Supplied records:
--------------------

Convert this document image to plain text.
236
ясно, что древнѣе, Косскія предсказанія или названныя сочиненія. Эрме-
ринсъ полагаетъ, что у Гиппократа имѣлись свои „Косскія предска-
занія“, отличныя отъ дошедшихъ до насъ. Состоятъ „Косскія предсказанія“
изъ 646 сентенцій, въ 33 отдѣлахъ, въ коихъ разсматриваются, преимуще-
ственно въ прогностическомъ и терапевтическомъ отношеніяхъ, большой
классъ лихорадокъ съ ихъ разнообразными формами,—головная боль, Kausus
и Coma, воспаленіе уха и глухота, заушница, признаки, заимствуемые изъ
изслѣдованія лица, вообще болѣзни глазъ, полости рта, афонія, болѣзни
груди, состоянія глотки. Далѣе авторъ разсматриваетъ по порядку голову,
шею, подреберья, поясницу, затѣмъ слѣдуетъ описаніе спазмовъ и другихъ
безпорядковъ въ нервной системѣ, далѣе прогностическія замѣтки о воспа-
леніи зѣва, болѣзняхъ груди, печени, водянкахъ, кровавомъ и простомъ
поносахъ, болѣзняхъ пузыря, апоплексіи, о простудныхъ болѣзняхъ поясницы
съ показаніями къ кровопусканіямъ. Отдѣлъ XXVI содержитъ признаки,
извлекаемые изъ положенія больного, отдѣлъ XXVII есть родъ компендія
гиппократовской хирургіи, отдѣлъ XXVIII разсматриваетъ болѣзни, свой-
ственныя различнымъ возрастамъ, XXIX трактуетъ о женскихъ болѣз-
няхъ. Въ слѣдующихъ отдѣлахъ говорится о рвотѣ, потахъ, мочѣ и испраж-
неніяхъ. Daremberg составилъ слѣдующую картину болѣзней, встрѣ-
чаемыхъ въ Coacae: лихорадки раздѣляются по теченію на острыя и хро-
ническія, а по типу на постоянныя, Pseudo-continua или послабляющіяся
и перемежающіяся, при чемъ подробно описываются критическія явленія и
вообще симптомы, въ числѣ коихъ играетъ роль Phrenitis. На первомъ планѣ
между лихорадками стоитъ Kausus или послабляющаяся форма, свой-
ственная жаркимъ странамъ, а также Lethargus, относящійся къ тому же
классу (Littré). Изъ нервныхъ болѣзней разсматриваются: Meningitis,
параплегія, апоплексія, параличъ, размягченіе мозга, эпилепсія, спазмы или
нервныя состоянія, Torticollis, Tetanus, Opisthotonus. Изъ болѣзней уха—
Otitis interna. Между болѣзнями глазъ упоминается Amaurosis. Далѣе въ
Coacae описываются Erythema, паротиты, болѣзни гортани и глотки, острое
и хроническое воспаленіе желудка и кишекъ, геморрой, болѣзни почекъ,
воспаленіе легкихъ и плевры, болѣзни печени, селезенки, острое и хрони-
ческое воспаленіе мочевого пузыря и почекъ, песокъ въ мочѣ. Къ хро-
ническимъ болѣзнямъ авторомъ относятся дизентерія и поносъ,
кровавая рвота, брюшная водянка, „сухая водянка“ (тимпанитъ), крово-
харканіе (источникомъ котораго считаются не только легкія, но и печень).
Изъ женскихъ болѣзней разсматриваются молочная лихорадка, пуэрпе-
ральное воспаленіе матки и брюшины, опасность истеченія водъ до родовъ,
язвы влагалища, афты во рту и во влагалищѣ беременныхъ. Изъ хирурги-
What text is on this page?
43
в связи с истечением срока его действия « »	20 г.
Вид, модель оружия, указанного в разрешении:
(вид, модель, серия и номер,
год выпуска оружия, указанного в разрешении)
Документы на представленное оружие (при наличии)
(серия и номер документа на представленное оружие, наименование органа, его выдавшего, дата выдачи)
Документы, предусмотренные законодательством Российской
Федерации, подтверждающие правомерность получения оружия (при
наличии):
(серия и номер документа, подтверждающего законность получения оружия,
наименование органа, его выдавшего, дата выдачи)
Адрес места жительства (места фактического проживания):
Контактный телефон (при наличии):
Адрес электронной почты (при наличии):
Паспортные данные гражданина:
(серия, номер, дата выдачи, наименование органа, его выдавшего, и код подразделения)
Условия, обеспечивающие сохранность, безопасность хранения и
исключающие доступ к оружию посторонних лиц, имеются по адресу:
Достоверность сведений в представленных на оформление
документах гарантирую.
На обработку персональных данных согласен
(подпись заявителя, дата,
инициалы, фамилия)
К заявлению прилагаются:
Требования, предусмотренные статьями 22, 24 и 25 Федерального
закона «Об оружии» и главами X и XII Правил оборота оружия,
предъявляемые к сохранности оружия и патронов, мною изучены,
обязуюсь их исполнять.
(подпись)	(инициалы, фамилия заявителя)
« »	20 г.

--------------------

Problem requirements:
Pick out all the lines with the word "болѣзней" in them and copy them.

Final answer:
неніяхъ. Daremberg составилъ слѣдующую картину болѣзней, встрѣ-
классу (Littré). Изъ нервныхъ болѣзней разсматриваются: Meningitis,
нервныя состоянія, Torticollis, Tetanus, Opisthotonus. Изъ болѣзней уха—
Изъ женскихъ болѣзней разсматриваются молочная лихорадка, пуэрпе-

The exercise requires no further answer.